§ **Text segment**:
........

Recent Publications in Women’s Mental Health


Maternal Postnatal Depression and Completion of Infant Immunizations: A UK Cohort Study of 196,329 Mother-Infant Pairs, 2006-2015.

Smith HC, Saxena S, Petersen I. J Clin Psychiatry. 2022 Jun 13;83(4):20m13575.

Of the 196,329 women, 20,802 (10.6%) had a record of postnatal depression and/or antidepressant prescription. There was no difference in infants’ 5-in-1 vaccination completion between those of mothers with a record and those of mothers’ without depression.

Association between labor and delivery pain and postpartum pain with symptoms and clinical diagnosis of postpartum depression in patients with overweight and obesity.

Rajabaliev E, LaSorda K, Ibarra A, Kenkre T, Levine MD, Lim G. Arch Gynecol Obstet. 2022 Jun 4.

Although labor and postpartum pain were not associated with clinical diagnosis of depression (SCID) at 6 months postpartum, postpartum pain was linked to 6-month postpartum depression symptoms. Depressive symptoms are more likely to be exhibited in women with higher postpartum pain, potentially reflecting poorer birth recovery.

Maternal sleep problems, depression, and infant negative emotionality are associated with maternal feeding to soothe in early infancy.

........

§ **The data**:
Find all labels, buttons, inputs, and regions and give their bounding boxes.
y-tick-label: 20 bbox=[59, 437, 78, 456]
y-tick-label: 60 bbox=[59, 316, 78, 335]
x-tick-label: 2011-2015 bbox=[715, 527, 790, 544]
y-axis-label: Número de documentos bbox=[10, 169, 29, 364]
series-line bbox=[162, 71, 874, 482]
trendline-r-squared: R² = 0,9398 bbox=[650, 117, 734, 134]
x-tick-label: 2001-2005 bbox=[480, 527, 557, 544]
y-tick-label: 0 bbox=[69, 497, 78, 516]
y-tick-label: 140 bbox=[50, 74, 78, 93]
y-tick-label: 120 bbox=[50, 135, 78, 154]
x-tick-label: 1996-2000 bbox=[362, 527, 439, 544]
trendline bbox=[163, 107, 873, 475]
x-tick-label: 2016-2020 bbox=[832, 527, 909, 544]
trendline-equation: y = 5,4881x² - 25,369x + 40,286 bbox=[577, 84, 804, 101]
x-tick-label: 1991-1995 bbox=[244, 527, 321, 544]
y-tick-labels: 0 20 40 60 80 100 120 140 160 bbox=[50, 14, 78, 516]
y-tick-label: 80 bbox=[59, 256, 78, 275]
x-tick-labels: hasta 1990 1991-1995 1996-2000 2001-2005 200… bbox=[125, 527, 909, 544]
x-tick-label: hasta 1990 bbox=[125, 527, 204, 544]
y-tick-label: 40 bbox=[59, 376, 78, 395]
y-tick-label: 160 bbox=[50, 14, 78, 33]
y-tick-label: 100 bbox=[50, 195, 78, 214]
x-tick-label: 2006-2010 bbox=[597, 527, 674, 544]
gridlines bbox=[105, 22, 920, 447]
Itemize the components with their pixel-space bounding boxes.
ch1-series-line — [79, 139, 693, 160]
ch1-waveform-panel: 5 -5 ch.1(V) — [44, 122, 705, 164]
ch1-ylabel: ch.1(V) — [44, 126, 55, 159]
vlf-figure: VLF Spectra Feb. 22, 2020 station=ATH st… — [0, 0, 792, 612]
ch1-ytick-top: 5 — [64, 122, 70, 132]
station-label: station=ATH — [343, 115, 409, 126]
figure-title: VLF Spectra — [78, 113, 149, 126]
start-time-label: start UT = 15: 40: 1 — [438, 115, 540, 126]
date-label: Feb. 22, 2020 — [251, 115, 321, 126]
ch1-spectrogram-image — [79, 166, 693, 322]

........

§ **Study questions**:
- 1) Revise the part of the women's mental health publications list that opens with the words containing "Of the 196,329" and closes with "poorer birth recovery.", putting "antidepressant use" in place of "antidepressant prescription".
- 2) Please carry the women's mental health publications list on past its last line.
You won't need the entries for any of this.

§ **Responses for each task**:
- 1)
Of the 196,329 women, 20,802 (10.6%) had a record of postnatal depression and/or antidepressant use. There was no difference in infants’ 5-in-1 vaccination completion between those of mothers with a record and those of mothers’ without depression.

Association between labor and delivery pain and postpartum pain with symptoms and clinical diagnosis of postpartum depression in patients with overweight and obesity.

Rajabaliev E, LaSorda K, Ibarra A, Kenkre T, Levine MD, Lim G. Arch Gynecol Obstet. 2022 Jun 4.

Although labor and postpartum pain were not associated with clinical diagnosis of depression (SCID) at 6 months postpartum, postpartum pain was linked to 6-month postpartum depression symptoms. Depressive symptoms are more likely to be exhibited in women with higher postpartum pain, potentially reflecting poorer birth recovery.

- 2)
Leerkes EM, Bailes LG, Eagleton SG, Buehler C, Shriver LH, Wideman L. Appetite. 2022 May 27;176:106098.

Infant negative emotionality was associated with greater feeding to soothe among mothers with higher sleep problems, and sleep problems were associated with greater feeding to soothe only among depressed mothers and mothers receiving WIC benefits.

Effectiveness of the “Essential Coaching for Every Mother” postpartum text message program on maternal psychosocial outcomes: A randomized controlled trial.

Dol J, Aston M, Grant A, McMillan D, Tomblin Murphy G, Campbell-Yeo M.

Digit Health. 2022 Jun 12;8:20552076221107886.

The Essential Coaching for Every Mother program improved maternal self-efficacy, and perceived social support, while reducing postpartum anxiety at six-weeks postpartum.

Trajectories of depressive symptoms among mothers of preterm and full-term infants in a national sample.

Roubinov D, Musci RJ, Hipwell AE, Wu G, Santos H, Felder JN, Faleschini S, Conradt E, McEvoy CT, Lester BM, Buss C, Elliott AJ, Cordero JF, Stroustrup A, Bush NR.

Arch Womens Ment Health. 2022 Jun 16.

One in 5 mothers of preterm infants developed clinically relevant depressive symptoms over time compared with 1 in 10 mothers of full-term infants. Among women who delivered preterm compared with those who delivered full-term, symptoms were more likely to increase over time and become severe when offspring were older. Mild to moderate depressive symptoms may onset or persist for many women beyond the initial postpartum period regardless of newborn gestational age at birth. For women with preterm infants, initially mild symptoms may increase to high levels of severity during the preschool and toddler years.

Parental embodied mentalizing: Associations with maternal depression, anxiety, verbal mentalizing, and maternal styles of interaction.

Ierardi E, Dascalu A, Shai D, Spencer R, Riva Crugnola C. J Affect Disord. 2022 Aug 15;311:472-478.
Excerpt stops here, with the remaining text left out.